(Stated exercise)
Reproduce exactly the lines beginning with the line that contains "Parse this screenshot: output" and ending at the final line of the material below.

(Exercise inputs)
>> BEGIN

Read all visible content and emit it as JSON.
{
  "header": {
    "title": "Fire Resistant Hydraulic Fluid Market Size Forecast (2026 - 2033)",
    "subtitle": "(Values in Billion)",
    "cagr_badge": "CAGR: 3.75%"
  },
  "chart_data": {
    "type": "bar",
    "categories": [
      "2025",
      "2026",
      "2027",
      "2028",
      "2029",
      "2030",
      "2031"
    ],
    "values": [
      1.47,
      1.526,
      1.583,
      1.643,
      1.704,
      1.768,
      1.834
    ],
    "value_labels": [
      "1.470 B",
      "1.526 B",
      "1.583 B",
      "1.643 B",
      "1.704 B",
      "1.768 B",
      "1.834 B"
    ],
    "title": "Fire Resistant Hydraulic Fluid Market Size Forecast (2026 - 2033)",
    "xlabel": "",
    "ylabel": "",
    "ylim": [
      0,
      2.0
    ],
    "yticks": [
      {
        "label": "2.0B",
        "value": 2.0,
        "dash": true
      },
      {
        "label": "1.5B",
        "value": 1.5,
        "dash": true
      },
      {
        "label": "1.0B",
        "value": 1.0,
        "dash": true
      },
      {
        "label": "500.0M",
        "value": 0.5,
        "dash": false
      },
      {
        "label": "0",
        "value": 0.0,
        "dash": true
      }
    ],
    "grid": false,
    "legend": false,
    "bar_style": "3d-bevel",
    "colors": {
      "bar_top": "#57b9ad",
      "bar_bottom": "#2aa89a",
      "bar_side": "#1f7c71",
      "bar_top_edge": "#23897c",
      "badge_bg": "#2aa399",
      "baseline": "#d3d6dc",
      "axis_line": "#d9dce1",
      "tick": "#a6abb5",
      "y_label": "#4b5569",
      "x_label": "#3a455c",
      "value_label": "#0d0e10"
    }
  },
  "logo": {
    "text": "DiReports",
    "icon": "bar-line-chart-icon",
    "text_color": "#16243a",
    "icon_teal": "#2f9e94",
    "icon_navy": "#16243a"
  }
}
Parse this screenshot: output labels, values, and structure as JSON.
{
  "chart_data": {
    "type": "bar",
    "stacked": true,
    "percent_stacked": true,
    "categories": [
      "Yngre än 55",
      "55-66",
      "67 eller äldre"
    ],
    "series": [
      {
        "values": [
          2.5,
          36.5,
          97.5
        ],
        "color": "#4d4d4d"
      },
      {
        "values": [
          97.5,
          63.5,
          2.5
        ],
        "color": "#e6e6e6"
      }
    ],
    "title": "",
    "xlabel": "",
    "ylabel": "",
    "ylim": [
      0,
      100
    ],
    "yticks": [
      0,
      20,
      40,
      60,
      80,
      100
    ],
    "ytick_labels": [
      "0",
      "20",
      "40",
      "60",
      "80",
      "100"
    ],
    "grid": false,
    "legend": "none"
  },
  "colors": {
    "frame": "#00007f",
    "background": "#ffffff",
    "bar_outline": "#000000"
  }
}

>> END

(The answer)
Parse this screenshot: output labels, values, and structure as JSON.
{
  "chart_data": {
    "type": "bar",
    "stacked": true,
    "percent_stacked": true,
    "categories": [
      "Yngre än 55",
      "55-66",
      "67 eller äldre"
    ],
    "series": [
      {
        "values": [
          2.5,
          36.5,
          97.5
        ],
        "color": "#4d4d4d"
      },
      {
        "values": [
          97.5,
          63.5,
          2.5
        ],
        "color": "#e6e6e6"
      }
    ],
    "title": "",
    "xlabel": "",
    "ylabel": "",
    "ylim": [
      0,
      100
    ],
    "yticks": [
      0,
      20,
      40,
      60,
      80,
      100
    ],
    "ytick_labels": [
      "0",
      "20",
      "40",
      "60",
      "80",
      "100"
    ],
    "grid": false,
    "legend": "none"
  },
  "colors": {
    "frame": "#00007f",
    "background": "#ffffff",
    "bar_outline": "#000000"
  }
}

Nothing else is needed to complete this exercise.